== Exercise description ==
Omit all pictures, then retype the data exactly as given.

== Record set ==
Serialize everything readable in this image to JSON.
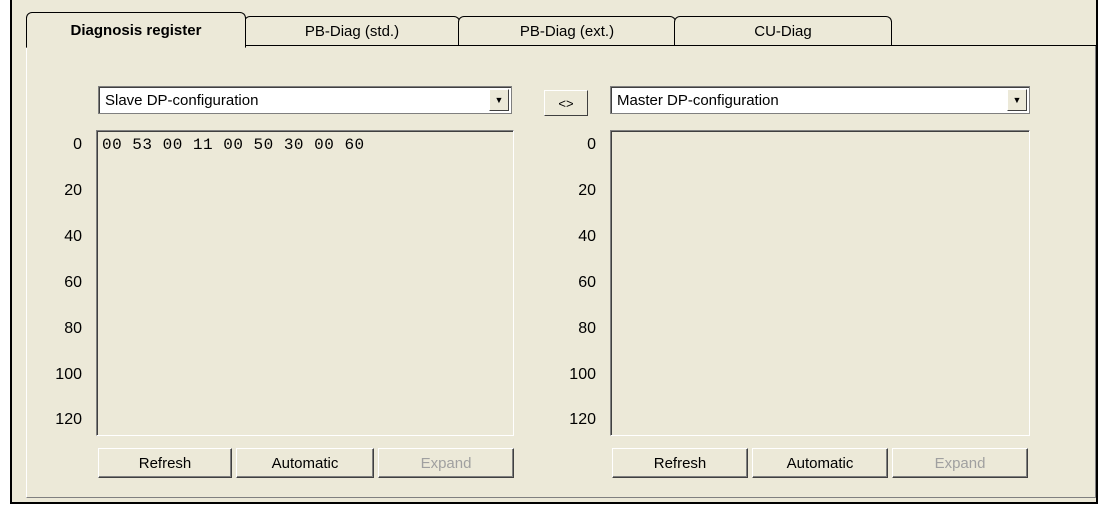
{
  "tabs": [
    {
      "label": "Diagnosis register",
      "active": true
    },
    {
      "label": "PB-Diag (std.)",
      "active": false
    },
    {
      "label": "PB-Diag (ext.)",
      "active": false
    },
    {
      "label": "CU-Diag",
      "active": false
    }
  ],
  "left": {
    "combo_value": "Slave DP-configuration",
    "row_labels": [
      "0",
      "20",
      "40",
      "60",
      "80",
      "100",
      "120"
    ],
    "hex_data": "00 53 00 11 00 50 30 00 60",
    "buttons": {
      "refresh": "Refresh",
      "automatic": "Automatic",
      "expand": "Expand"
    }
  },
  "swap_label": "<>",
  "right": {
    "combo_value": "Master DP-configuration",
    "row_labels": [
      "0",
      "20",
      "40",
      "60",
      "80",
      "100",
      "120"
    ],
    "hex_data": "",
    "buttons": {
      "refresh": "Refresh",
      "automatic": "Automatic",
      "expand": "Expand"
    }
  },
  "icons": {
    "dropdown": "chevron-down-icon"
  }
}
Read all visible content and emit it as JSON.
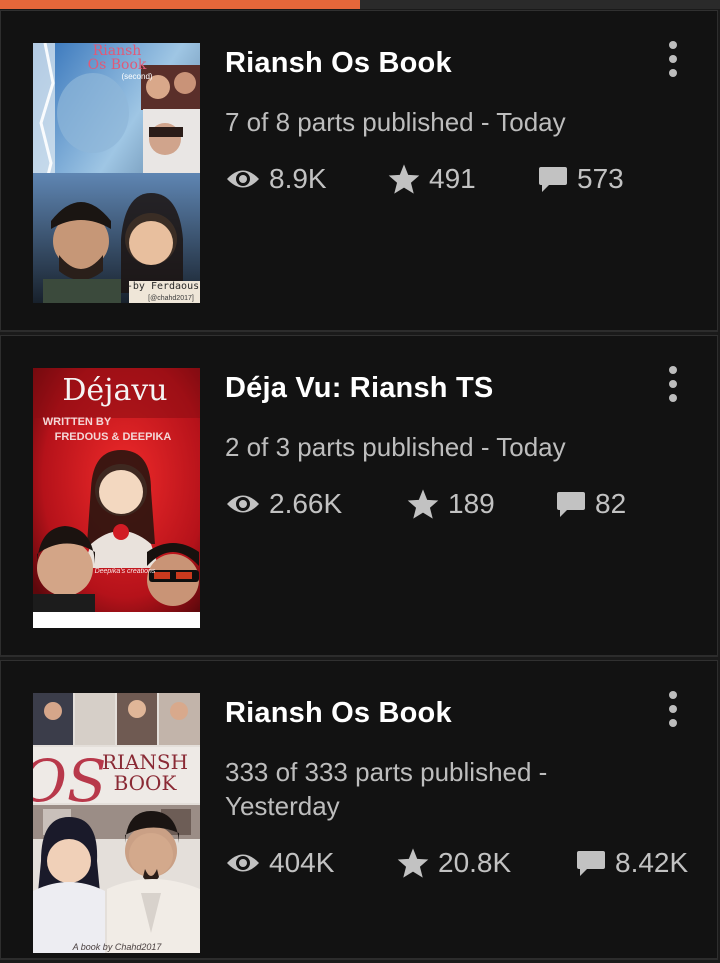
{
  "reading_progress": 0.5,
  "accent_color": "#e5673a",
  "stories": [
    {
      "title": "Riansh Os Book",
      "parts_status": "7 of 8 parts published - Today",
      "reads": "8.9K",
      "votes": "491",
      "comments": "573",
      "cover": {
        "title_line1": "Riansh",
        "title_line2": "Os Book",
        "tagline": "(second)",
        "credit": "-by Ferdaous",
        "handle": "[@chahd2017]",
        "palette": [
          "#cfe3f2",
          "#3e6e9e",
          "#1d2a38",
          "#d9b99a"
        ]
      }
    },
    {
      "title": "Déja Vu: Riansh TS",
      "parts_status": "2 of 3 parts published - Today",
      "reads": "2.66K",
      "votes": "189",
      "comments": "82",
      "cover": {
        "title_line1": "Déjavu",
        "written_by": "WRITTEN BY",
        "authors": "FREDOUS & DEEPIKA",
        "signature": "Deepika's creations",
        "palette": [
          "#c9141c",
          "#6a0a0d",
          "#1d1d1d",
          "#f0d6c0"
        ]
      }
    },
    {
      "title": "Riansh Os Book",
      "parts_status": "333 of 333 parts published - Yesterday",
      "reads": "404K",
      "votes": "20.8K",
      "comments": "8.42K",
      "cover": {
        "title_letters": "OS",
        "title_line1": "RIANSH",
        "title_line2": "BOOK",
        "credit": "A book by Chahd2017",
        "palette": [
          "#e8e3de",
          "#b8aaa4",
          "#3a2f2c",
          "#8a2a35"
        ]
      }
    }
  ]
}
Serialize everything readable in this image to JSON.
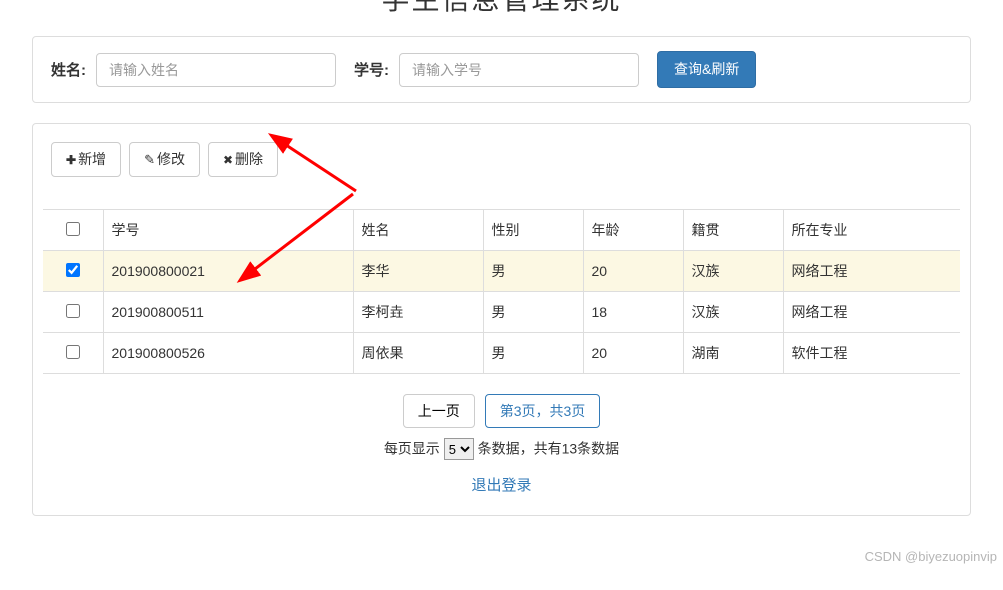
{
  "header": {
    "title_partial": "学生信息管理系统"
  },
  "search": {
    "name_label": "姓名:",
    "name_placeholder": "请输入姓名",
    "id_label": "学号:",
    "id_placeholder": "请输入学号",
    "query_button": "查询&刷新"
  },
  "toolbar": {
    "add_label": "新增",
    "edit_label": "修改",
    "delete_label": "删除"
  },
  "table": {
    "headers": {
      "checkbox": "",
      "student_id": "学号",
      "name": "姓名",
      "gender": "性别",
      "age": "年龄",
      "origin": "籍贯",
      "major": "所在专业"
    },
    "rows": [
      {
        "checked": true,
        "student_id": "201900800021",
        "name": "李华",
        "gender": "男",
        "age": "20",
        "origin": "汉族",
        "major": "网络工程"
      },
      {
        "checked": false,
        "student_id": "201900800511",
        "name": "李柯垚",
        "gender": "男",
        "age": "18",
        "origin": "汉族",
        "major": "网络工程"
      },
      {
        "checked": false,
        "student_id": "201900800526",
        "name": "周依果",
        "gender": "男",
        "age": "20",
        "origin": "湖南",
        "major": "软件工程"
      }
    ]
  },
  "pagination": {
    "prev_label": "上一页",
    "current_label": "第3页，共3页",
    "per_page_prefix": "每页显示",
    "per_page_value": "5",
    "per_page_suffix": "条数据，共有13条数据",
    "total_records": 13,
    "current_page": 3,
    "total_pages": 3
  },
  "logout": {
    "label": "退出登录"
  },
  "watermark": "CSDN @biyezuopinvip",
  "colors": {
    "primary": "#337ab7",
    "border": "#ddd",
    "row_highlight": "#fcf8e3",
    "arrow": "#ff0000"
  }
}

== Result of the exercise ==
Serialize everything readable in this image to JSON.
{
  "tabs": [
    {
      "label": "Diagnosis register",
      "active": true
    },
    {
      "label": "PB-Diag (std.)",
      "active": false
    },
    {
      "label": "PB-Diag (ext.)",
      "active": false
    },
    {
      "label": "CU-Diag",
      "active": false
    }
  ],
  "left": {
    "combo_value": "Slave DP-configuration",
    "row_labels": [
      "0",
      "20",
      "40",
      "60",
      "80",
      "100",
      "120"
    ],
    "hex_data": "00 53 00 11 00 50 30 00 60",
    "buttons": {
      "refresh": "Refresh",
      "automatic": "Automatic",
      "expand": "Expand"
    }
  },
  "swap_label": "<>",
  "right": {
    "combo_value": "Master DP-configuration",
    "row_labels": [
      "0",
      "20",
      "40",
      "60",
      "80",
      "100",
      "120"
    ],
    "hex_data": "",
    "buttons": {
      "refresh": "Refresh",
      "automatic": "Automatic",
      "expand": "Expand"
    }
  },
  "icons": {
    "dropdown": "chevron-down-icon"
  }
}
Read all visible content and emit it as JSON.
{
  "reading_progress": 0.5,
  "accent_color": "#e5673a",
  "stories": [
    {
      "title": "Riansh Os Book",
      "parts_status": "7 of 8 parts published - Today",
      "reads": "8.9K",
      "votes": "491",
      "comments": "573",
      "cover": {
        "title_line1": "Riansh",
        "title_line2": "Os Book",
        "tagline": "(second)",
        "credit": "-by Ferdaous",
        "handle": "[@chahd2017]",
        "palette": [
          "#cfe3f2",
          "#3e6e9e",
          "#1d2a38",
          "#d9b99a"
        ]
      }
    },
    {
      "title": "Déja Vu: Riansh TS",
      "parts_status": "2 of 3 parts published - Today",
      "reads": "2.66K",
      "votes": "189",
      "comments": "82",
      "cover": {
        "title_line1": "Déjavu",
        "written_by": "WRITTEN BY",
        "authors": "FREDOUS & DEEPIKA",
        "signature": "Deepika's creations",
        "palette": [
          "#c9141c",
          "#6a0a0d",
          "#1d1d1d",
          "#f0d6c0"
        ]
      }
    },
    {
      "title": "Riansh Os Book",
      "parts_status": "333 of 333 parts published - Yesterday",
      "reads": "404K",
      "votes": "20.8K",
      "comments": "8.42K",
      "cover": {
        "title_letters": "OS",
        "title_line1": "RIANSH",
        "title_line2": "BOOK",
        "credit": "A book by Chahd2017",
        "palette": [
          "#e8e3de",
          "#b8aaa4",
          "#3a2f2c",
          "#8a2a35"
        ]
      }
    }
  ]
}
Serialize everything readable in this image to JSON.
{
  "header": {
    "title_partial": "学生信息管理系统"
  },
  "search": {
    "name_label": "姓名:",
    "name_placeholder": "请输入姓名",
    "id_label": "学号:",
    "id_placeholder": "请输入学号",
    "query_button": "查询&刷新"
  },
  "toolbar": {
    "add_label": "新增",
    "edit_label": "修改",
    "delete_label": "删除"
  },
  "table": {
    "headers": {
      "checkbox": "",
      "student_id": "学号",
      "name": "姓名",
      "gender": "性别",
      "age": "年龄",
      "origin": "籍贯",
      "major": "所在专业"
    },
    "rows": [
      {
        "checked": true,
        "student_id": "201900800021",
        "name": "李华",
        "gender": "男",
        "age": "20",
        "origin": "汉族",
        "major": "网络工程"
      },
      {
        "checked": false,
        "student_id": "201900800511",
        "name": "李柯垚",
        "gender": "男",
        "age": "18",
        "origin": "汉族",
        "major": "网络工程"
      },
      {
        "checked": false,
        "student_id": "201900800526",
        "name": "周依果",
        "gender": "男",
        "age": "20",
        "origin": "湖南",
        "major": "软件工程"
      }
    ]
  },
  "pagination": {
    "prev_label": "上一页",
    "current_label": "第3页，共3页",
    "per_page_prefix": "每页显示",
    "per_page_value": "5",
    "per_page_suffix": "条数据，共有13条数据",
    "total_records": 13,
    "current_page": 3,
    "total_pages": 3
  },
  "logout": {
    "label": "退出登录"
  },
  "watermark": "CSDN @biyezuopinvip",
  "colors": {
    "primary": "#337ab7",
    "border": "#ddd",
    "row_highlight": "#fcf8e3",
    "arrow": "#ff0000"
  }
}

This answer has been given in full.